(Stated exercise):
Copy the data verbatim, starting at its first line and ending with the line that contains "- paragraph: L'article", both included.

(Raw records):
╔══
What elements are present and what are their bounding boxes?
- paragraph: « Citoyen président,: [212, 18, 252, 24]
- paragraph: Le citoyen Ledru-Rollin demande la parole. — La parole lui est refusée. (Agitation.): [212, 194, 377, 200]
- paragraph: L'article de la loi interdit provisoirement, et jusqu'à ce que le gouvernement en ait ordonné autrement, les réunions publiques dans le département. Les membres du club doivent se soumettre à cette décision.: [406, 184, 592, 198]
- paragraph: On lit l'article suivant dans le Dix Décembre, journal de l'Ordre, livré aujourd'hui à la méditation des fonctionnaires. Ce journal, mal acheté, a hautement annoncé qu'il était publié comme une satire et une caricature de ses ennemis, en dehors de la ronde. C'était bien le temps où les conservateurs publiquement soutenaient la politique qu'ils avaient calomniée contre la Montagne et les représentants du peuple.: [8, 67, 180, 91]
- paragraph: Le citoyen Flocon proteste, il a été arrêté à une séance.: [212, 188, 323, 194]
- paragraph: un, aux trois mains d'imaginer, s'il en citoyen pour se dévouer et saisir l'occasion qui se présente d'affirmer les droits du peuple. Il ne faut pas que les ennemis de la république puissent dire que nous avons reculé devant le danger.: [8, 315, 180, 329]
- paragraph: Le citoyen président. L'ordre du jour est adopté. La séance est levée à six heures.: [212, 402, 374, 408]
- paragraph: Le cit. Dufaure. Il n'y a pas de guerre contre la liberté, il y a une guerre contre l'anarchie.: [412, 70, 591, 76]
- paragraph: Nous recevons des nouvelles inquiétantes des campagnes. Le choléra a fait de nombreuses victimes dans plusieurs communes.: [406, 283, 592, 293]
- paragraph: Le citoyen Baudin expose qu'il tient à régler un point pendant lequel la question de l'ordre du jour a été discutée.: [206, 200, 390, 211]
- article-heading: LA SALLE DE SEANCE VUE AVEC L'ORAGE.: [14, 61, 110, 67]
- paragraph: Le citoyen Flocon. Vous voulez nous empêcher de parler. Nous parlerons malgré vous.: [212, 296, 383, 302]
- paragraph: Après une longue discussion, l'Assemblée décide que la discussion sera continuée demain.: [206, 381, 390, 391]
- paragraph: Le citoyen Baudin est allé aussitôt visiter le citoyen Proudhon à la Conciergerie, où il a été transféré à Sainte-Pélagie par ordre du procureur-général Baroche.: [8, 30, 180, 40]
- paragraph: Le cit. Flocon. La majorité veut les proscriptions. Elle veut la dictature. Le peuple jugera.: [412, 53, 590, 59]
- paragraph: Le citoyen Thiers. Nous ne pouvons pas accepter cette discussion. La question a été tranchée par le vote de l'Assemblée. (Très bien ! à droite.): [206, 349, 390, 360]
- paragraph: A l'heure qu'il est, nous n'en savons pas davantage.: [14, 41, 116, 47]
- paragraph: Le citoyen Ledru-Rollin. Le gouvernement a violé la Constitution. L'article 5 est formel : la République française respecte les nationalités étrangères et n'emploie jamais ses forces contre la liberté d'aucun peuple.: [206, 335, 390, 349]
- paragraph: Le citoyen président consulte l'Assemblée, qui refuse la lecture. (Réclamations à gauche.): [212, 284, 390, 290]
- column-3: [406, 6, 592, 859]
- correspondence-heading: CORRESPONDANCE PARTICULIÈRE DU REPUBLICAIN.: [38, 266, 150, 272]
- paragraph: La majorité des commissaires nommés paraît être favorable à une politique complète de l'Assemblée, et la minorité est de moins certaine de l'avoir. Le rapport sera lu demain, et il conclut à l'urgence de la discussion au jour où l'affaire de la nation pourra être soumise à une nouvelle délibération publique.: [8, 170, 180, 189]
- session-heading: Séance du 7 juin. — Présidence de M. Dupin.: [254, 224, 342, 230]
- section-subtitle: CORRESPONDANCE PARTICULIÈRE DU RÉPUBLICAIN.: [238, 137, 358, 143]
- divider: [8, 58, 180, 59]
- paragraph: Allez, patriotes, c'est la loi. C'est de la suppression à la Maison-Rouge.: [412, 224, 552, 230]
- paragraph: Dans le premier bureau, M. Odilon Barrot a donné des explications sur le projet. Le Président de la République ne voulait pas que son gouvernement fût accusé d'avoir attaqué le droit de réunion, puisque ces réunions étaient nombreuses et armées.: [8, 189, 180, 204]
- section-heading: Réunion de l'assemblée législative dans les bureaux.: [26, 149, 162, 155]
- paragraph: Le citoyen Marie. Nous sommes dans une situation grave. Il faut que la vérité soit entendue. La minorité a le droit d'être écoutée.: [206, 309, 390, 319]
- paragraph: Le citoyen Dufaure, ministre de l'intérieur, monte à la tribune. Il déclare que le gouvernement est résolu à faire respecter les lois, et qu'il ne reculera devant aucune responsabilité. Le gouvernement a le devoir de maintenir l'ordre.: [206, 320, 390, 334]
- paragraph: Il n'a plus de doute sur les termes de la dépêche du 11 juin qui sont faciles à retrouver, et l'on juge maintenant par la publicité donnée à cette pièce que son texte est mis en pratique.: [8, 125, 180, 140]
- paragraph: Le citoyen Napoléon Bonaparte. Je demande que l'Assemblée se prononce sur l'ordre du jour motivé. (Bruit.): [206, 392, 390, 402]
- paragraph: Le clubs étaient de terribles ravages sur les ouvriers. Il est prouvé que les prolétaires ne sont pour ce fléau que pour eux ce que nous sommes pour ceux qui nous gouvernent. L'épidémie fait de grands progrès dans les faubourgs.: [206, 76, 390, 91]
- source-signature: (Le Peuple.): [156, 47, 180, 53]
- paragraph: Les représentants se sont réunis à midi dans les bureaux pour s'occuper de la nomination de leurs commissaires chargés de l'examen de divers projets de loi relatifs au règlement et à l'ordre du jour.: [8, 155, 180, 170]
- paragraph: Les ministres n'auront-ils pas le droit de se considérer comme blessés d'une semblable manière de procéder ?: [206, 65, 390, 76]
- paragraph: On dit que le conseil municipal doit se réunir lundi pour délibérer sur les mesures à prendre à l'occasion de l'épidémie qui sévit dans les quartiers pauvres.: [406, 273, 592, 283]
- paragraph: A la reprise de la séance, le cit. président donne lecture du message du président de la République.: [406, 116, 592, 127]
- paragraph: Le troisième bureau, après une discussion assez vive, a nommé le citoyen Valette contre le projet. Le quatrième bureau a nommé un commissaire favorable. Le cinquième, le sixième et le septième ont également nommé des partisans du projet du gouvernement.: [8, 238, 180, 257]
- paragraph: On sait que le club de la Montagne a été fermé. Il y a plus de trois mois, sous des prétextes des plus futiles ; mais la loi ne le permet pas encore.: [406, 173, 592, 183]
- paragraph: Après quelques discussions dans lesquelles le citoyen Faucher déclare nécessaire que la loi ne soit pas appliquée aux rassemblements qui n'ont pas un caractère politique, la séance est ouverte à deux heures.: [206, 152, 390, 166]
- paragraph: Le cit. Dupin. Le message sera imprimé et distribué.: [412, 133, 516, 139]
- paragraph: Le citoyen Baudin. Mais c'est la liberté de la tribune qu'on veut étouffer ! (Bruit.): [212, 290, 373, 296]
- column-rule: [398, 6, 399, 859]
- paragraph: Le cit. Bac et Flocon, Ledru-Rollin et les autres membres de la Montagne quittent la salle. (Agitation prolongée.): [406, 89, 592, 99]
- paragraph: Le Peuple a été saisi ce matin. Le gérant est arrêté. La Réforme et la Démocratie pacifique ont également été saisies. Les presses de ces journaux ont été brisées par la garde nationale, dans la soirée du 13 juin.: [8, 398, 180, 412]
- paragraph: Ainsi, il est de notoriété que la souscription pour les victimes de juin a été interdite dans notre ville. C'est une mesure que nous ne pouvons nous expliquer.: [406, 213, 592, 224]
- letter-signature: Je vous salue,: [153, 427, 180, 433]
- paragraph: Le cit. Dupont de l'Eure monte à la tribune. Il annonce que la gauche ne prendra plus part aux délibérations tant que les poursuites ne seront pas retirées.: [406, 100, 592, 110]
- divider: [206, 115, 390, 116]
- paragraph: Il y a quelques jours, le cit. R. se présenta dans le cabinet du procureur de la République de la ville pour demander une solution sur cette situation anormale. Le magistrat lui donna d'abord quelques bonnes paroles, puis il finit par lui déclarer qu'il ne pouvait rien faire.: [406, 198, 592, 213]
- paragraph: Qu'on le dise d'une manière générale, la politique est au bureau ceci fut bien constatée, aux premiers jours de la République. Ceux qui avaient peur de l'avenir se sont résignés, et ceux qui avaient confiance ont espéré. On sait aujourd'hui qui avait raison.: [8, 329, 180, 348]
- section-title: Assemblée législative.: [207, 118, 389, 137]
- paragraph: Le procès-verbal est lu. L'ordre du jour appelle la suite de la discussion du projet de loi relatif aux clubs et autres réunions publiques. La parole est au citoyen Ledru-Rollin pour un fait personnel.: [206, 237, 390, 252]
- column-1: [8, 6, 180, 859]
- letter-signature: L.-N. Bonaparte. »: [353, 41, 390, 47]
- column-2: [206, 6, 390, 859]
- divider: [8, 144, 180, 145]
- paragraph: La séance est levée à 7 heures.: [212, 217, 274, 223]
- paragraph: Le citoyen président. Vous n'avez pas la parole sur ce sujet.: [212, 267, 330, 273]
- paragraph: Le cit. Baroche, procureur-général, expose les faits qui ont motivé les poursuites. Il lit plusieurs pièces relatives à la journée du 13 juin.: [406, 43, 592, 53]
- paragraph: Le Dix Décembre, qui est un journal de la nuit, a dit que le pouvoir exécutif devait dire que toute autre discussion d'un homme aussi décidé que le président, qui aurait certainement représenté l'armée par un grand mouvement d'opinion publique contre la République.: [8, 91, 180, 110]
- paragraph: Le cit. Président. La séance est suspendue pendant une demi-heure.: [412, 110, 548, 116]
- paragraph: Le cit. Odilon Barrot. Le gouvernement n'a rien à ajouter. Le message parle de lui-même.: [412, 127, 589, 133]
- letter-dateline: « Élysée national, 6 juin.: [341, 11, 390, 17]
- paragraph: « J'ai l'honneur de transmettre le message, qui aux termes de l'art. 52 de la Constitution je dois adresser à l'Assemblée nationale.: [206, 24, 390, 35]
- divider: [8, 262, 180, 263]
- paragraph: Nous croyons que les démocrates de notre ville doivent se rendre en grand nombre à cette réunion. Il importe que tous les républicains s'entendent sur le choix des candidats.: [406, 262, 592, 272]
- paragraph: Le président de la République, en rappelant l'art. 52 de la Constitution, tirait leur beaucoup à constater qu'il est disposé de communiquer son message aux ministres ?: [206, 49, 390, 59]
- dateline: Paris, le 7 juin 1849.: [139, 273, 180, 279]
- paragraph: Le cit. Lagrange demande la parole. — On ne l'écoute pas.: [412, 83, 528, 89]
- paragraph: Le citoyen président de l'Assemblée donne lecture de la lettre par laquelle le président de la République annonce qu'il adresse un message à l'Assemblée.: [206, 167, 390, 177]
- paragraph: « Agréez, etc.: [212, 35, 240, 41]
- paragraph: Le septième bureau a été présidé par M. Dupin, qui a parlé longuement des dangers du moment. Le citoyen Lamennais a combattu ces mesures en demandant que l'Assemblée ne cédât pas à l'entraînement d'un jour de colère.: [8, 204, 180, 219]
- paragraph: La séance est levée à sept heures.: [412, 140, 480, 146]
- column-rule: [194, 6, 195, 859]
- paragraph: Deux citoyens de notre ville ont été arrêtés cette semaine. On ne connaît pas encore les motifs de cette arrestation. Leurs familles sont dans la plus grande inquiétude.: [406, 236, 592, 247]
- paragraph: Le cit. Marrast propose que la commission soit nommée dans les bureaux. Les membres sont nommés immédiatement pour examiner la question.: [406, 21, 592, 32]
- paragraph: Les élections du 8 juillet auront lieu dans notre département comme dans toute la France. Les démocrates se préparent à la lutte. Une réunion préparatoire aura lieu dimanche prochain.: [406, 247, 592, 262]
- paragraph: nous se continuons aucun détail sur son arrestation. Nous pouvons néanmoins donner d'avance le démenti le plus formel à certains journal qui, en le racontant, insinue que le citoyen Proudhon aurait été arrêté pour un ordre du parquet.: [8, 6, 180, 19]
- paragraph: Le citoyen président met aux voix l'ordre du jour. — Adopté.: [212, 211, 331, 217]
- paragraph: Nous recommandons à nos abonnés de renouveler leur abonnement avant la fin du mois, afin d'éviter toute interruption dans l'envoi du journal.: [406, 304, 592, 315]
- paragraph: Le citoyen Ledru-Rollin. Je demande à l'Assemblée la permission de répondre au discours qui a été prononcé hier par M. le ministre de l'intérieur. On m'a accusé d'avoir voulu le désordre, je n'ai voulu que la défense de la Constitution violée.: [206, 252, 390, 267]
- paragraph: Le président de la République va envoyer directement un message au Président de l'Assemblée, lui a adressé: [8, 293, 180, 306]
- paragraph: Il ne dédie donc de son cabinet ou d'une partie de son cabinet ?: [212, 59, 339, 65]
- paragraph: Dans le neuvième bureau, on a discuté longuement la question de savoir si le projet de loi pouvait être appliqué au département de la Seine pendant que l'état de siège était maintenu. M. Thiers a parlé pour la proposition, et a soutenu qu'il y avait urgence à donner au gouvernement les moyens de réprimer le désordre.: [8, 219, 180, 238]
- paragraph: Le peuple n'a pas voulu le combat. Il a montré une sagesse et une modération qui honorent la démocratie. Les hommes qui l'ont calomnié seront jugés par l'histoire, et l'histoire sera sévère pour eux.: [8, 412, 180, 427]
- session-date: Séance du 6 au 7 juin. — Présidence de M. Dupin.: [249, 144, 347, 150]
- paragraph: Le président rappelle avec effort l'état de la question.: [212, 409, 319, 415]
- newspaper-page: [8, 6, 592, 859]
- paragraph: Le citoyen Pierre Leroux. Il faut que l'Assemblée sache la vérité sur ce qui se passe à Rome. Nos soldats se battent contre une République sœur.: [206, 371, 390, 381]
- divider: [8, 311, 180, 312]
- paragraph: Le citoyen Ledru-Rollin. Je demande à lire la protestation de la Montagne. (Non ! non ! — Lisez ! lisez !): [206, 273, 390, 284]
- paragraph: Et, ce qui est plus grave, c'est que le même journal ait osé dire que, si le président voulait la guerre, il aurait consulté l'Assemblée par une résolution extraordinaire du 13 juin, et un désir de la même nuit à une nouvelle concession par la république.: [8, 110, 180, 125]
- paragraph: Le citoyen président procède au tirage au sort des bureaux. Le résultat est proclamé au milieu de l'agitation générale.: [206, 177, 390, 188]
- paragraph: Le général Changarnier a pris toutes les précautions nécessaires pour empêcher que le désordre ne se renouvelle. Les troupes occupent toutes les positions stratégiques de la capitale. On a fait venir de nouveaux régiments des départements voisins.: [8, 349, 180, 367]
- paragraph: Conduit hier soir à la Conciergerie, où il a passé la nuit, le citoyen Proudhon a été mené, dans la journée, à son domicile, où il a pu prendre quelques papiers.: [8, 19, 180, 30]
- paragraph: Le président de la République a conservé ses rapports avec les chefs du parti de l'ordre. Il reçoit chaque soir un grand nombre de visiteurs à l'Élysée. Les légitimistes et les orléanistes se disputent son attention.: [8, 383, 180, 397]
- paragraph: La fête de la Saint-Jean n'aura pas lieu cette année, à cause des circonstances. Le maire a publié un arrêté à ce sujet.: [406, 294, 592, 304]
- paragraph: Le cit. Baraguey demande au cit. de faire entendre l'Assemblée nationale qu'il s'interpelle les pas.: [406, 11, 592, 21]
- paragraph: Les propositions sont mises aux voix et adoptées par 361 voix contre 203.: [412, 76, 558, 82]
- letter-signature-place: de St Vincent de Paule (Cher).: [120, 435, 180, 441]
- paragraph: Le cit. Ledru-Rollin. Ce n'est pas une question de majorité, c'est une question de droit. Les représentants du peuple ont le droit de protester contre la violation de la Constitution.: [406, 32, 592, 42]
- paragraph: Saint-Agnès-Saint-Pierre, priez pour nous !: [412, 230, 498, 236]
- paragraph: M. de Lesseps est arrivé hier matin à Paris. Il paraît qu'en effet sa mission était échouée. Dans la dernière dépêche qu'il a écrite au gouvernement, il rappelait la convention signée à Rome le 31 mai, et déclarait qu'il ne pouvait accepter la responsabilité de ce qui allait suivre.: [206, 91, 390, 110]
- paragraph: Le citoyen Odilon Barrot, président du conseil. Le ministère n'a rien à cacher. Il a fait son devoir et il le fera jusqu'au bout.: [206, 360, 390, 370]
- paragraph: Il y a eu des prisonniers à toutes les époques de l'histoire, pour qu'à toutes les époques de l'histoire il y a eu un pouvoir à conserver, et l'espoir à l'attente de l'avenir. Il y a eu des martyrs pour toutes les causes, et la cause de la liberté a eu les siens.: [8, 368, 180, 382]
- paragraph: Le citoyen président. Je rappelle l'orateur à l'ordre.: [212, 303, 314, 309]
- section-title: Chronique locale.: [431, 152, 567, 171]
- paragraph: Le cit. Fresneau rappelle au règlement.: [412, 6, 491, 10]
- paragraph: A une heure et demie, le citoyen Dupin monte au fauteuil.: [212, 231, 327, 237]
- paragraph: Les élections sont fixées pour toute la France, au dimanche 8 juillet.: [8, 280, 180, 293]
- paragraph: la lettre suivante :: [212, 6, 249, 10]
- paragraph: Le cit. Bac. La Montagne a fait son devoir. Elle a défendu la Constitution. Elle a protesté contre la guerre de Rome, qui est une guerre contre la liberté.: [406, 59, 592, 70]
╚══
(Expected output):
What elements are present and what are their bounding boxes?
- paragraph: « Citoyen président,: [212, 18, 252, 24]
- paragraph: Le citoyen Ledru-Rollin demande la parole. — La parole lui est refusée. (Agitation.): [212, 194, 377, 200]
- paragraph: L'article de la loi interdit provisoirement, et jusqu'à ce que le gouvernement en ait ordonné autrement, les réunions publiques dans le département. Les membres du club doivent se soumettre à cette décision.: [406, 184, 592, 198]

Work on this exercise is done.